● Written problem:
Please quote every line word for word.
################
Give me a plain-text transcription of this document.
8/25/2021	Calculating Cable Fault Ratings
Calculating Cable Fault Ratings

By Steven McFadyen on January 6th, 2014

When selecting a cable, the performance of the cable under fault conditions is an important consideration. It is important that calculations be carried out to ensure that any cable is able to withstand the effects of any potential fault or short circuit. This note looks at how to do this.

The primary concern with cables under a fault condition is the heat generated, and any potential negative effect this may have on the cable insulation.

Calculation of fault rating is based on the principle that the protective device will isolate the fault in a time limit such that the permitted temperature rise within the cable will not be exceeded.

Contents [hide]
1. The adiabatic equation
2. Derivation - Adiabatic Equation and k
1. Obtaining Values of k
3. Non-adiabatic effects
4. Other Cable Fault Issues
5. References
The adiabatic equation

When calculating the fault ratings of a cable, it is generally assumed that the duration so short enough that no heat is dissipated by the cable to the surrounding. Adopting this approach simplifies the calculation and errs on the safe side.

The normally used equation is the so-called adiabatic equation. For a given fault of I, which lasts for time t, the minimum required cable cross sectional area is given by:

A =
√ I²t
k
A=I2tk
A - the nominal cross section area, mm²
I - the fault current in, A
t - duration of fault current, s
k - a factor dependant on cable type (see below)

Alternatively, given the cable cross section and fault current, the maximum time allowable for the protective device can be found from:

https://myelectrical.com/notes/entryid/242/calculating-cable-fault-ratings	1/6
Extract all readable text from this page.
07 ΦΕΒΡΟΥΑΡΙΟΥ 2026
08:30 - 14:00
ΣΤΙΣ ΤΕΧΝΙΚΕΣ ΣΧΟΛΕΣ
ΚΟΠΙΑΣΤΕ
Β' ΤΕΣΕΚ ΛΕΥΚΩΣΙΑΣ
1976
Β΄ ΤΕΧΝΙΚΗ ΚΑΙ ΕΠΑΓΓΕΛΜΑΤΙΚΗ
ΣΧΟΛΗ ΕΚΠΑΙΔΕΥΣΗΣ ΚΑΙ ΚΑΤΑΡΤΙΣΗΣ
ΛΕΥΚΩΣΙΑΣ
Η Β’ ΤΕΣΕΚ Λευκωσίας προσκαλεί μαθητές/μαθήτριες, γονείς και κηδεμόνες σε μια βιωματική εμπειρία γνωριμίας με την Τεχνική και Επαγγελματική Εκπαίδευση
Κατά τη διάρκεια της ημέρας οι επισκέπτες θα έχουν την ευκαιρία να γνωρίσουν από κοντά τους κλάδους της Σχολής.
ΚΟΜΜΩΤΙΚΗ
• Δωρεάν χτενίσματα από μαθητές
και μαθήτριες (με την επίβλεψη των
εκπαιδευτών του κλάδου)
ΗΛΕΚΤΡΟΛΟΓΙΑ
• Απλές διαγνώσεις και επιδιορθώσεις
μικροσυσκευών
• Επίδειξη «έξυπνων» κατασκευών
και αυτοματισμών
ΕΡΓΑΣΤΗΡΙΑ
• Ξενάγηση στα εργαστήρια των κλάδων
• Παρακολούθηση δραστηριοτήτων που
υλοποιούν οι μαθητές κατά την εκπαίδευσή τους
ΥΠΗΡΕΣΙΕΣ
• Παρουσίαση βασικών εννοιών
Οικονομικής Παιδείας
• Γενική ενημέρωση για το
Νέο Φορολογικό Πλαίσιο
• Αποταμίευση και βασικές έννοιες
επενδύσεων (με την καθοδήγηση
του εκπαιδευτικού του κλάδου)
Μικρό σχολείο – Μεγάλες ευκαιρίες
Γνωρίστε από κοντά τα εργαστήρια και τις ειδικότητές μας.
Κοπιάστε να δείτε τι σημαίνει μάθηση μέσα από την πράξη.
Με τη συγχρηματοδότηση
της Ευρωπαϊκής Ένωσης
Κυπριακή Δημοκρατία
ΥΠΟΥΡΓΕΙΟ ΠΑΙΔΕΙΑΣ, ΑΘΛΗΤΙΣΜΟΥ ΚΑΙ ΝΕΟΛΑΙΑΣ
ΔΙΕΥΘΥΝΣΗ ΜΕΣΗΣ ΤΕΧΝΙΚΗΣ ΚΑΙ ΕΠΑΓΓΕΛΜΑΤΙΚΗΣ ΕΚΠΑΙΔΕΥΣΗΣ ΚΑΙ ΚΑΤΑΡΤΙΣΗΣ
################
● Answer:
Give me a plain-text transcription of this document.
8/25/2021	Calculating Cable Fault Ratings
Calculating Cable Fault Ratings

By Steven McFadyen on January 6th, 2014

When selecting a cable, the performance of the cable under fault conditions is an important consideration. It is important that calculations be carried out to ensure that any cable is able to withstand the effects of any potential fault or short circuit. This note looks at how to do this.

The primary concern with cables under a fault condition is the heat generated, and any potential negative effect this may have on the cable insulation.

Calculation of fault rating is based on the principle that the protective device will isolate the fault in a time limit such that the permitted temperature rise within the cable will not be exceeded.

Contents [hide]
1. The adiabatic equation
2. Derivation - Adiabatic Equation and k
1. Obtaining Values of k
3. Non-adiabatic effects
4. Other Cable Fault Issues
5. References
The adiabatic equation

When calculating the fault ratings of a cable, it is generally assumed that the duration so short enough that no heat is dissipated by the cable to the surrounding. Adopting this approach simplifies the calculation and errs on the safe side.

The normally used equation is the so-called adiabatic equation. For a given fault of I, which lasts for time t, the minimum required cable cross sectional area is given by:

A =
√ I²t
k
A=I2tk
A - the nominal cross section area, mm²
I - the fault current in, A
t - duration of fault current, s
k - a factor dependant on cable type (see below)

Alternatively, given the cable cross section and fault current, the maximum time allowable for the protective device can be found from:

https://myelectrical.com/notes/entryid/242/calculating-cable-fault-ratings	1/6
Extract all readable text from this page.
07 ΦΕΒΡΟΥΑΡΙΟΥ 2026
08:30 - 14:00
ΣΤΙΣ ΤΕΧΝΙΚΕΣ ΣΧΟΛΕΣ
ΚΟΠΙΑΣΤΕ
Β' ΤΕΣΕΚ ΛΕΥΚΩΣΙΑΣ
1976
Β΄ ΤΕΧΝΙΚΗ ΚΑΙ ΕΠΑΓΓΕΛΜΑΤΙΚΗ
ΣΧΟΛΗ ΕΚΠΑΙΔΕΥΣΗΣ ΚΑΙ ΚΑΤΑΡΤΙΣΗΣ
ΛΕΥΚΩΣΙΑΣ
Η Β’ ΤΕΣΕΚ Λευκωσίας προσκαλεί μαθητές/μαθήτριες, γονείς και κηδεμόνες σε μια βιωματική εμπειρία γνωριμίας με την Τεχνική και Επαγγελματική Εκπαίδευση
Κατά τη διάρκεια της ημέρας οι επισκέπτες θα έχουν την ευκαιρία να γνωρίσουν από κοντά τους κλάδους της Σχολής.
ΚΟΜΜΩΤΙΚΗ
• Δωρεάν χτενίσματα από μαθητές
και μαθήτριες (με την επίβλεψη των
εκπαιδευτών του κλάδου)
ΗΛΕΚΤΡΟΛΟΓΙΑ
• Απλές διαγνώσεις και επιδιορθώσεις
μικροσυσκευών
• Επίδειξη «έξυπνων» κατασκευών
και αυτοματισμών
ΕΡΓΑΣΤΗΡΙΑ
• Ξενάγηση στα εργαστήρια των κλάδων
• Παρακολούθηση δραστηριοτήτων που
υλοποιούν οι μαθητές κατά την εκπαίδευσή τους
ΥΠΗΡΕΣΙΕΣ
• Παρουσίαση βασικών εννοιών
Οικονομικής Παιδείας
• Γενική ενημέρωση για το
Νέο Φορολογικό Πλαίσιο
• Αποταμίευση και βασικές έννοιες
επενδύσεων (με την καθοδήγηση
του εκπαιδευτικού του κλάδου)
Μικρό σχολείο – Μεγάλες ευκαιρίες
Γνωρίστε από κοντά τα εργαστήρια και τις ειδικότητές μας.
Κοπιάστε να δείτε τι σημαίνει μάθηση μέσα από την πράξη.
Με τη συγχρηματοδότηση
της Ευρωπαϊκής Ένωσης
Κυπριακή Δημοκρατία
ΥΠΟΥΡΓΕΙΟ ΠΑΙΔΕΙΑΣ, ΑΘΛΗΤΙΣΜΟΥ ΚΑΙ ΝΕΟΛΑΙΑΣ
ΔΙΕΥΘΥΝΣΗ ΜΕΣΗΣ ΤΕΧΝΙΚΗΣ ΚΑΙ ΕΠΑΓΓΕΛΜΑΤΙΚΗΣ ΕΚΠΑΙΔΕΥΣΗΣ ΚΑΙ ΚΑΤΑΡΤΙΣΗΣ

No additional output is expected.